━━━━━ Extrait

Photo Renaud Joubert

Apo, Lelia et Margot, 22 ans, sont en 4e année à l’École européenne supérieure de l’image. C’est de cet établissement qu’émane l’une des deux pétitions anti-Vivès lancée en décembre et signée par près de 3 000 personnes dont les trois étudiantes. L’art au service de la provocation et du politiquement incorrect, elles ne le voient pas dans l’œuvre de Vivès. « Il faut questionner ce qu’on fait surtout quand on légitime la pédocriminalité, fulmine Apo. On est fatiguées que ce soit toujours les mêmes types qui soient mis en avant et du boys band qui le soutient. » « La BD pourrait être un super médium pour d’autres représentations comme des sexualités lesbiennes, le sexe Queer ou le rapport au consentement », listent-elles à l’unisson.

Coco, dessinatrice à Libération et Charlie Hebdo - sous protection policière depuis les attentats -, est l’une des rares à s’exprimer publiquement sur l’affaire : « Il y a une absurdité et quelque chose d’irréel chez Vivès. » Principal argument de la tribune de soutien à l’auteur de Polina à venir (voir encadré). Un gamin d’un sexe de 80 cm, c’est grotesque, ça n’existe pas », poursuit-elle en référence à Petit Paul, l’un des trois ouvrages visés.

━━━━━━━━━━
━━━━━ Entrées

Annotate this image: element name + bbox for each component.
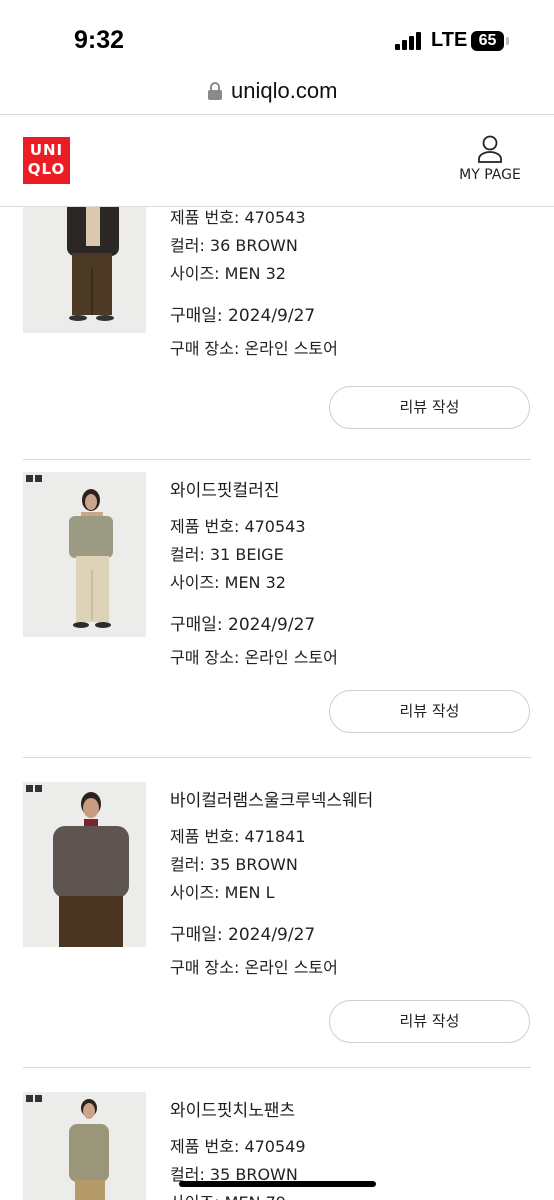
product-size: 사이즈: MEN L [170,883,275,902]
write-review-button[interactable]: 리뷰 작성 [329,690,530,733]
battery-cap [506,37,509,45]
purchase-date: 구매일: 2024/9/27 [170,615,316,635]
purchase-place: 구매 장소: 온라인 스토어 [170,958,338,977]
logo-line-1: UNI [29,141,64,159]
divider [23,757,531,758]
product-number: 제품 번호: 470543 [170,208,306,227]
my-page-label: MY PAGE [459,167,521,183]
product-color: 컬러: 35 BROWN [170,855,298,874]
battery-icon: 65 [471,31,504,51]
badge-icon [26,785,42,792]
purchase-date: 구매일: 2024/9/27 [170,306,316,326]
signal-icon [395,32,425,50]
divider [23,1067,531,1068]
order-item: 바이컬러램스울크루넥스웨터 제품 번호: 471841 컬러: 35 BROWN… [0,782,554,1092]
logo-line-2: QLO [27,160,66,178]
product-number: 제품 번호: 471841 [170,827,306,846]
purchase-place: 구매 장소: 온라인 스토어 [170,339,338,358]
uniqlo-logo[interactable]: UNI QLO [23,137,70,184]
home-indicator [179,1181,376,1187]
lock-icon [208,82,222,100]
user-icon [478,135,502,163]
write-review-button[interactable]: 리뷰 작성 [329,1000,530,1043]
product-image[interactable] [23,1092,146,1200]
product-number: 제품 번호: 470549 [170,1137,306,1156]
product-name[interactable]: 와이드핏치노팬츠 [170,1096,295,1121]
product-size: 사이즈: MEN 32 [170,264,286,283]
address-bar[interactable]: uniqlo.com [0,70,554,115]
product-color: 컬러: 31 BEIGE [170,545,284,564]
product-name[interactable]: 와이드핏컬러진 [170,476,279,501]
product-size: 사이즈: MEN 32 [170,573,286,592]
divider [23,459,531,460]
site-header: UNI QLO MY PAGE [0,115,554,207]
product-color: 컬러: 36 BROWN [170,236,298,255]
badge-icon [26,475,42,482]
product-image[interactable] [23,782,146,947]
network-type: LTE [431,29,468,51]
purchase-date: 구매일: 2024/9/27 [170,925,316,945]
write-review-button[interactable]: 리뷰 작성 [329,386,530,429]
status-bar: 9:32 LTE 65 [0,0,554,70]
status-time: 9:32 [74,26,125,54]
product-name[interactable]: 바이컬러램스울크루넥스웨터 [170,786,373,811]
my-page-button[interactable]: MY PAGE [452,135,528,195]
purchase-place: 구매 장소: 온라인 스토어 [170,648,338,667]
order-item: 와이드핏컬러진 제품 번호: 470543 컬러: 31 BEIGE 사이즈: … [0,472,554,782]
product-number: 제품 번호: 470543 [170,517,306,536]
url-text[interactable]: uniqlo.com [231,78,337,104]
product-image[interactable] [23,472,146,637]
product-size: 사이즈: MEN 79 [170,1189,286,1200]
badge-icon [26,1095,42,1102]
order-item: 제품 번호: 470543 컬러: 36 BROWN 사이즈: MEN 32 구… [0,168,554,478]
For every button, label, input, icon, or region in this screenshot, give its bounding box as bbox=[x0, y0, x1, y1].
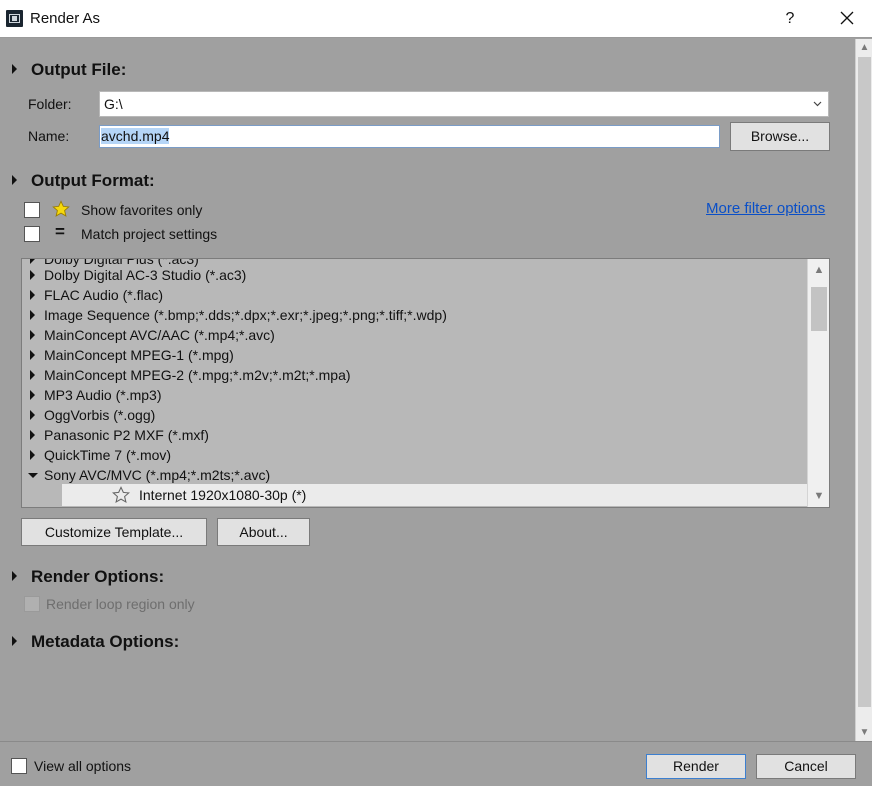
render-options-title: Render Options: bbox=[31, 567, 165, 586]
window-title: Render As bbox=[30, 10, 101, 27]
list-item-label: Panasonic P2 MXF (*.mxf) bbox=[44, 427, 209, 443]
format-list[interactable]: Dolby Digital Plus (*.ac3) Dolby Digital… bbox=[21, 258, 830, 508]
list-item-label: QuickTime 7 (*.mov) bbox=[44, 447, 172, 463]
list-item-label: MainConcept MPEG-2 (*.mpg;*.m2v;*.m2t;*.… bbox=[44, 367, 351, 383]
match-project-checkbox[interactable] bbox=[24, 226, 40, 242]
list-item[interactable]: FLAC Audio (*.flac) bbox=[22, 285, 807, 305]
list-scroll-down-icon[interactable]: ▼ bbox=[808, 485, 829, 507]
collapse-icon[interactable] bbox=[28, 473, 38, 478]
metadata-options-expand-icon[interactable] bbox=[10, 636, 20, 646]
template-label: Internet 1920x1080-30p (*) bbox=[139, 487, 307, 503]
template-item-selected[interactable]: Internet 1920x1080-30p (*) bbox=[62, 484, 807, 506]
cancel-button[interactable]: Cancel bbox=[756, 754, 856, 779]
list-scrollbar-thumb[interactable] bbox=[811, 287, 827, 331]
metadata-options-title: Metadata Options: bbox=[31, 632, 180, 651]
list-item[interactable]: Image Sequence (*.bmp;*.dds;*.dpx;*.exr;… bbox=[22, 305, 807, 325]
list-item-label: MainConcept AVC/AAC (*.mp4;*.avc) bbox=[44, 327, 275, 343]
scrollbar-thumb[interactable] bbox=[858, 57, 871, 707]
output-format-expand-icon[interactable] bbox=[10, 175, 20, 185]
show-favorites-label: Show favorites only bbox=[81, 202, 203, 218]
list-item[interactable]: MainConcept AVC/AAC (*.mp4;*.avc) bbox=[22, 325, 807, 345]
format-list-scrollbar[interactable]: ▲ ▼ bbox=[807, 259, 829, 507]
list-scroll-up-icon[interactable]: ▲ bbox=[808, 259, 829, 281]
list-item-label: OggVorbis (*.ogg) bbox=[44, 407, 156, 423]
render-button[interactable]: Render bbox=[646, 754, 746, 779]
browse-button[interactable]: Browse... bbox=[730, 122, 830, 151]
customize-template-button[interactable]: Customize Template... bbox=[21, 518, 207, 546]
show-favorites-checkbox[interactable] bbox=[24, 202, 40, 218]
chevron-down-icon bbox=[813, 101, 822, 107]
list-item[interactable]: MainConcept MPEG-2 (*.mpg;*.m2v;*.m2t;*.… bbox=[22, 365, 807, 385]
render-loop-label: Render loop region only bbox=[46, 596, 195, 612]
list-item[interactable]: QuickTime 7 (*.mov) bbox=[22, 445, 807, 465]
view-all-options-label: View all options bbox=[34, 758, 132, 774]
list-item-label: FLAC Audio (*.flac) bbox=[44, 287, 164, 303]
name-input[interactable]: avchd.mp4 bbox=[99, 125, 720, 148]
help-button[interactable]: ? bbox=[775, 6, 805, 32]
list-item-label: MP3 Audio (*.mp3) bbox=[44, 387, 162, 403]
list-item-label: Image Sequence (*.bmp;*.dds;*.dpx;*.exr;… bbox=[44, 307, 447, 323]
close-icon bbox=[840, 11, 854, 25]
app-icon bbox=[6, 10, 23, 27]
favorite-star-icon[interactable] bbox=[112, 486, 130, 504]
name-value: avchd.mp4 bbox=[101, 128, 170, 144]
folder-value: G:\ bbox=[104, 96, 123, 112]
match-project-label: Match project settings bbox=[81, 226, 218, 242]
render-loop-checkbox[interactable] bbox=[24, 596, 40, 612]
output-file-expand-icon[interactable] bbox=[10, 64, 20, 74]
output-format-title: Output Format: bbox=[31, 171, 155, 190]
list-item[interactable]: Panasonic P2 MXF (*.mxf) bbox=[22, 425, 807, 445]
list-item-label: Sony AVC/MVC (*.mp4;*.m2ts;*.avc) bbox=[44, 467, 271, 483]
scroll-down-icon[interactable]: ▼ bbox=[856, 724, 872, 741]
close-button[interactable] bbox=[830, 6, 864, 32]
output-file-title: Output File: bbox=[31, 60, 127, 79]
list-item[interactable]: MainConcept MPEG-1 (*.mpg) bbox=[22, 345, 807, 365]
name-label: Name: bbox=[28, 128, 70, 144]
list-item-label: Dolby Digital AC-3 Studio (*.ac3) bbox=[44, 267, 247, 283]
folder-dropdown[interactable]: G:\ bbox=[99, 91, 829, 117]
about-button[interactable]: About... bbox=[217, 518, 310, 546]
equals-icon: = bbox=[55, 222, 65, 241]
more-filter-options-link[interactable]: More filter options bbox=[706, 200, 825, 217]
list-item[interactable]: Dolby Digital AC-3 Studio (*.ac3) bbox=[22, 265, 807, 285]
scroll-up-icon[interactable]: ▲ bbox=[856, 39, 872, 56]
list-item[interactable]: OggVorbis (*.ogg) bbox=[22, 405, 807, 425]
title-bar: Render As ? bbox=[0, 0, 872, 38]
render-options-expand-icon[interactable] bbox=[10, 571, 20, 581]
list-item[interactable]: MP3 Audio (*.mp3) bbox=[22, 385, 807, 405]
folder-label: Folder: bbox=[28, 96, 72, 112]
list-item-expanded[interactable]: Sony AVC/MVC (*.mp4;*.m2ts;*.avc) bbox=[22, 465, 807, 485]
star-icon bbox=[52, 200, 70, 217]
dialog-scrollbar[interactable]: ▲ ▼ bbox=[855, 39, 872, 741]
list-item-label: MainConcept MPEG-1 (*.mpg) bbox=[44, 347, 234, 363]
view-all-options-checkbox[interactable] bbox=[11, 758, 27, 774]
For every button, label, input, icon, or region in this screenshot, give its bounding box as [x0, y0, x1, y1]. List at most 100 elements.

━━━━━━━━━━

**Énoncé**: Résumez en quelques phrases le paragraphe de l'extrait qui commence par « Apo, Lelia et Margot », en conservant ses faits essentiels. Les enregistrements forment un matériau à part.

**Résultat**: Apo, Lelia et Margot, 22 ans, sont en 4e année à l'École européenne supérieure de l'image. Près de 3 000 personnes, dont elles trois, ont signé l'une des deux pétitions anti-Vivès, lancée en décembre depuis cette école. Elles ne voient pas dans l'œuvre de Vivès un art de la provocation et du politiquement incorrect. Apo lui reproche de légitimer la pédocriminalité et se dit lasse qu'on mette toujours en avant les mêmes hommes et le « boys band » qui le soutient. Selon les trois étudiantes, la BD pourrait plutôt représenter les sexualités lesbiennes, le sexe queer ou le rapport au consentement.